(Aim of the exercise): Wherever "Лиддона" appears in a line, list that line.

☆ ☆ ☆ ☆

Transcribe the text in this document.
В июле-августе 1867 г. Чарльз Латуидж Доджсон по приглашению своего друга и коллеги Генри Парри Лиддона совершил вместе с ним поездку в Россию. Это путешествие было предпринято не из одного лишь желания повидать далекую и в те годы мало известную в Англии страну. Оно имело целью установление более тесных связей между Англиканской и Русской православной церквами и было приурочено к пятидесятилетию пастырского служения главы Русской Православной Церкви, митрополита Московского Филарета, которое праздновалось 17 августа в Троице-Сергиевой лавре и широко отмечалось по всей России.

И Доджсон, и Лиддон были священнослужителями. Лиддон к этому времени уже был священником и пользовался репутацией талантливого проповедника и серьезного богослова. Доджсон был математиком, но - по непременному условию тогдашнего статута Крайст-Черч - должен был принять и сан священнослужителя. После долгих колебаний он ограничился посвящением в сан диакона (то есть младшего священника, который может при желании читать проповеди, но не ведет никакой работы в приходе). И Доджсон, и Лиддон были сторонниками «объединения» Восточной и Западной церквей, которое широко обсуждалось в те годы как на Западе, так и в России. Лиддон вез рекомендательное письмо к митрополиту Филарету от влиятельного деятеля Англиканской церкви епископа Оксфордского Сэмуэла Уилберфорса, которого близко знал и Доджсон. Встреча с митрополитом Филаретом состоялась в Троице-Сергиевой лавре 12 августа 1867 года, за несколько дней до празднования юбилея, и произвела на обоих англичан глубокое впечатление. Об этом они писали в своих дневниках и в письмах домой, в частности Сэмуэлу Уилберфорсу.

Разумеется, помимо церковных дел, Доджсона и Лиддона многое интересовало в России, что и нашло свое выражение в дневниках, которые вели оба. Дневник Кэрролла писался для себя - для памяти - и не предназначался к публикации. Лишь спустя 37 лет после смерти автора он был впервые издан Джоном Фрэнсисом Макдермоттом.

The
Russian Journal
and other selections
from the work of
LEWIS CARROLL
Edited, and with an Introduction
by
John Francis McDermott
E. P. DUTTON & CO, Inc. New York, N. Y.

☆ ☆ ☆ ☆

(The answer):
В июле-августе 1867 г. Чарльз Латуидж Доджсон по приглашению своего друга и коллеги Генри Парри Лиддона совершил вместе с ним поездку в Россию. Это путешествие было предпринято не из одного лишь желания повидать далекую и в те годы мало известную в Англии страну. Оно имело целью установление более тесных связей между Англиканской и Русской православной церквами и было приурочено к пятидесятилетию пастырского служения главы Русской Православной Церкви, митрополита Московского Филарета, которое праздновалось 17 августа в Троице-Сергиевой лавре и широко отмечалось по всей России.
Разумеется, помимо церковных дел, Доджсона и Лиддона многое интересовало в России, что и нашло свое выражение в дневниках, которые вели оба. Дневник Кэрролла писался для себя - для памяти - и не предназначался к публикации. Лишь спустя 37 лет после смерти автора он был впервые издан Джоном Фрэнсисом Макдермоттом.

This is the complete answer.